STATED GOAL =
In the entries below, find every line holding the string "year" and collect it.

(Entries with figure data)
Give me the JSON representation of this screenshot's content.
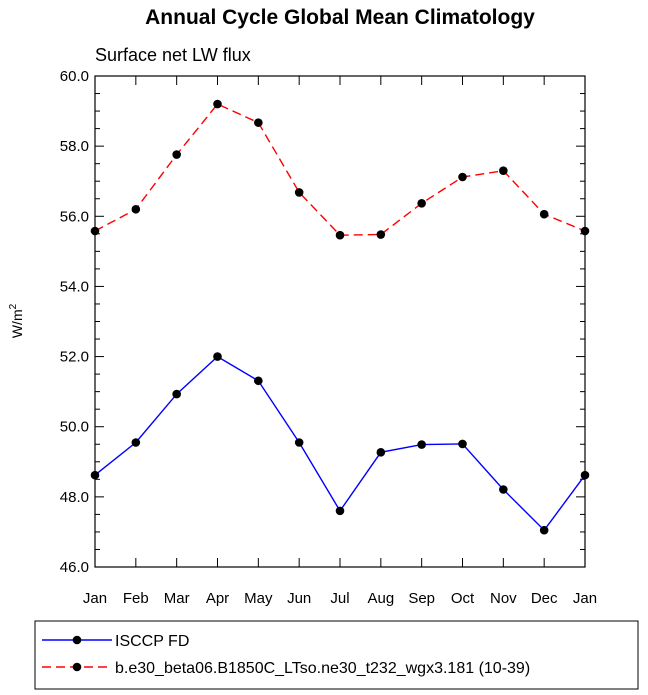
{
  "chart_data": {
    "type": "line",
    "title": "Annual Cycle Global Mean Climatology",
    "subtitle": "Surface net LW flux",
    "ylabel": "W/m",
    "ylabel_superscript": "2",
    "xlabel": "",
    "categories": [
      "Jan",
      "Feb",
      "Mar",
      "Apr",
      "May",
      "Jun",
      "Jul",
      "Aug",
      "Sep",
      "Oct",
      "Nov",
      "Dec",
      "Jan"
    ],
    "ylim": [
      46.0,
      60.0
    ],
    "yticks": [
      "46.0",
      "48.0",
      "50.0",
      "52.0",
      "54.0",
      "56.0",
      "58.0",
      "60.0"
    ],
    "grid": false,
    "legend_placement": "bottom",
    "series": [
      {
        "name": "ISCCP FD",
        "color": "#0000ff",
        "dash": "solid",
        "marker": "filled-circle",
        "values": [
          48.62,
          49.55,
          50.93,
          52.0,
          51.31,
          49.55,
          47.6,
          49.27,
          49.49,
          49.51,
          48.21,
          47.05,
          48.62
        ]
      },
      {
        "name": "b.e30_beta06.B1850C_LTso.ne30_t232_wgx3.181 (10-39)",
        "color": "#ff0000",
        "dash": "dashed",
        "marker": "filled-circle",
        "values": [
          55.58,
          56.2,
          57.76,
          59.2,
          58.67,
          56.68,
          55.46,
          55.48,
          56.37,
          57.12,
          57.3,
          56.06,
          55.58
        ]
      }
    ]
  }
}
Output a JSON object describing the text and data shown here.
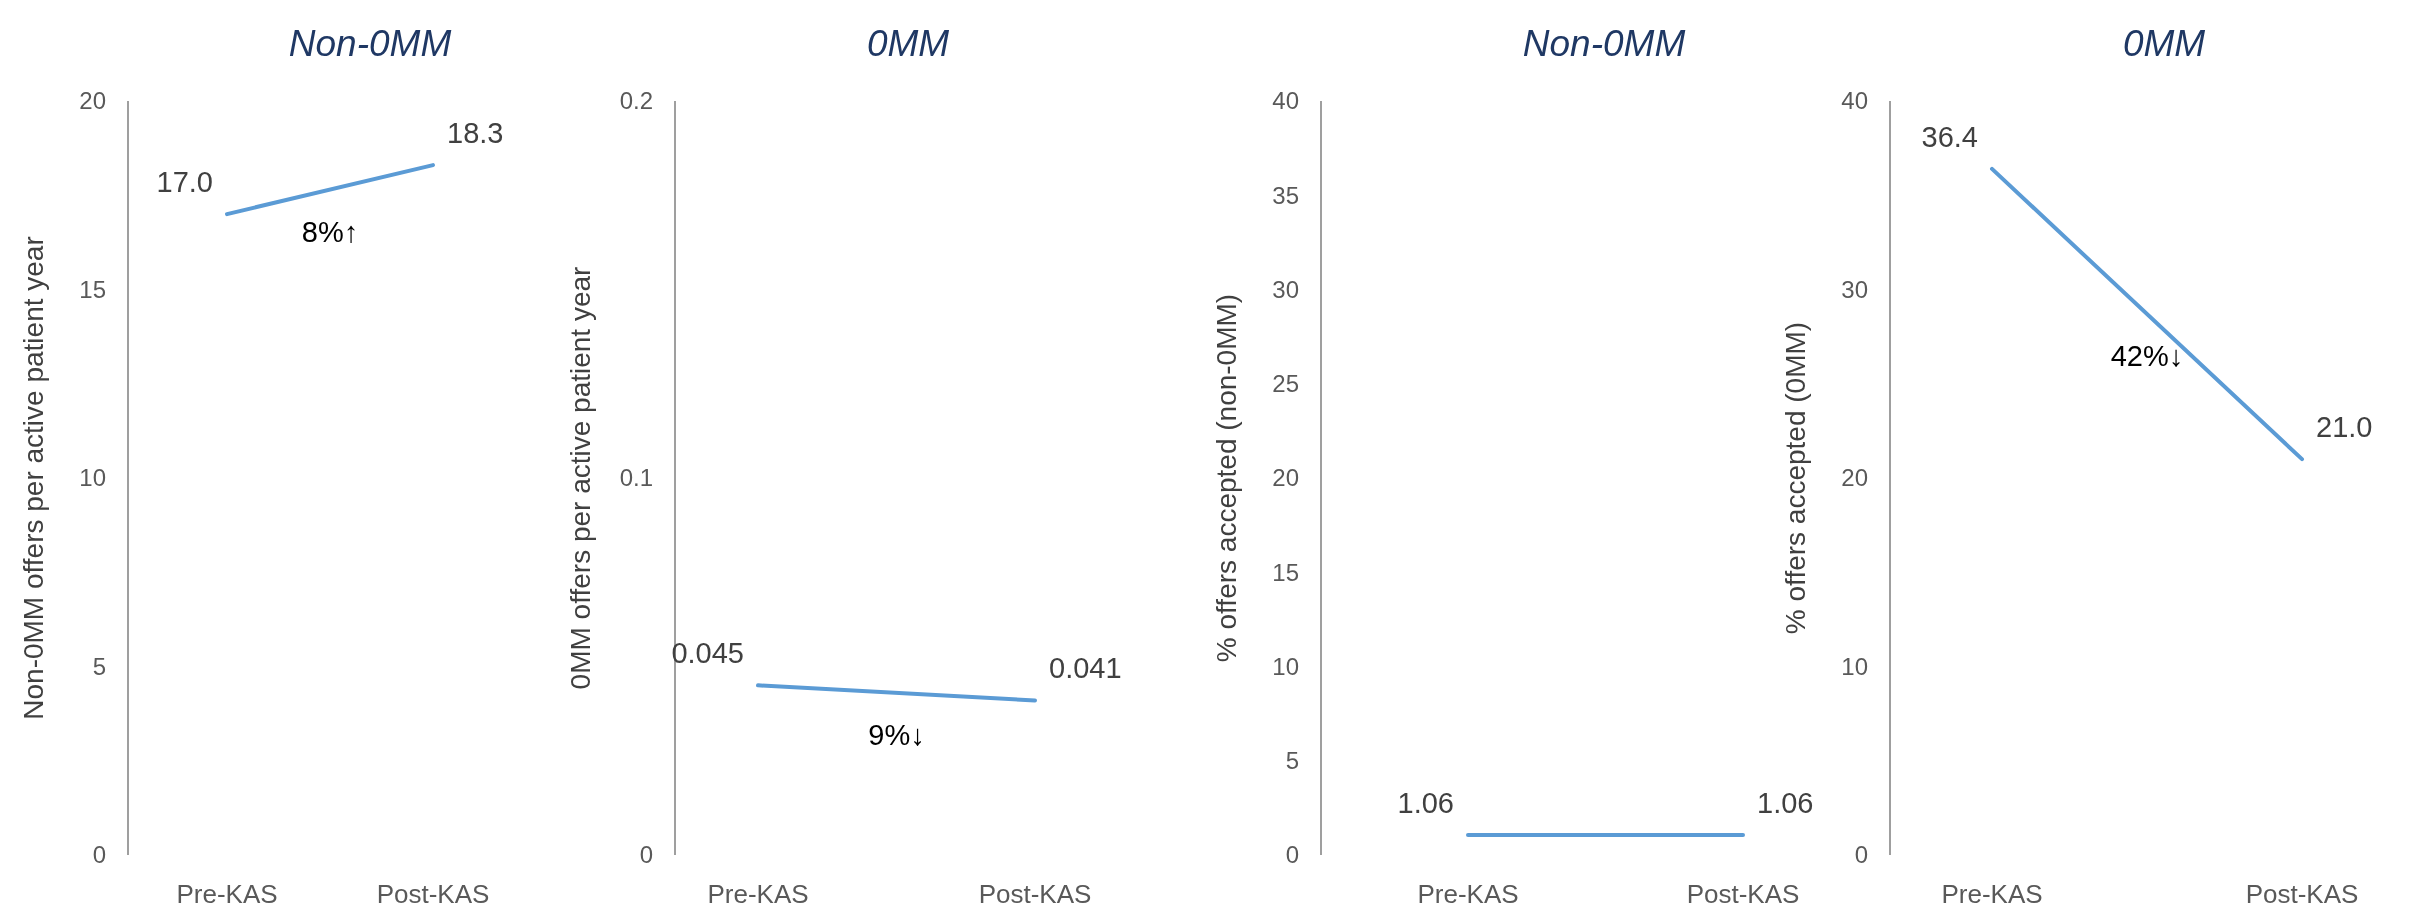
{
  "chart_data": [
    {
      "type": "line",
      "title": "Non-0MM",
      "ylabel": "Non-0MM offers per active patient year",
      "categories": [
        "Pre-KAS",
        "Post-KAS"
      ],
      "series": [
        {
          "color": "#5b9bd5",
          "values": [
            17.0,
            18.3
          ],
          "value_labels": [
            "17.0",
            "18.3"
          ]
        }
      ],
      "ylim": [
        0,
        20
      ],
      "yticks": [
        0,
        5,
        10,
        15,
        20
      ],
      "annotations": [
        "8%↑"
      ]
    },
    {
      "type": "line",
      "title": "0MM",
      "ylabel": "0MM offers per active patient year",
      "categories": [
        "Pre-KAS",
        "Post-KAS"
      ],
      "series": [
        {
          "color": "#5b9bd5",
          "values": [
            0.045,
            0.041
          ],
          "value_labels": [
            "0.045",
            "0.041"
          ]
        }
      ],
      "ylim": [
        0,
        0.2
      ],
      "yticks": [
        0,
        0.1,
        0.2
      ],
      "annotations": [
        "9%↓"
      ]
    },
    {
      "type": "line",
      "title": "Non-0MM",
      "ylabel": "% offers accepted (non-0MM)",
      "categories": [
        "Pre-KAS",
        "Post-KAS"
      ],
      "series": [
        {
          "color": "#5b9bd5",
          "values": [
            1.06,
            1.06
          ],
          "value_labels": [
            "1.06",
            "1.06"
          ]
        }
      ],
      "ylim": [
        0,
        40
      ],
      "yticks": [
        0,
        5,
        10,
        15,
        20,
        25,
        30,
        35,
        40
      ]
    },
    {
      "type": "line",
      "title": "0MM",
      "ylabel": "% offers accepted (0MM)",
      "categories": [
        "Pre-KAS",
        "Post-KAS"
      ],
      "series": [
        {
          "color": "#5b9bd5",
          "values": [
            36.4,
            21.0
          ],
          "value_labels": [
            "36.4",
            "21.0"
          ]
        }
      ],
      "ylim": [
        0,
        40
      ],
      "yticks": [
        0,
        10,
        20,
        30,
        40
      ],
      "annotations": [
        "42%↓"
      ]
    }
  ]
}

RESPONSE TO THIS EXERCISE =
      "ylabel": "Non-0MM offers per active patient year",
      "ylabel": "0MM offers per active patient year",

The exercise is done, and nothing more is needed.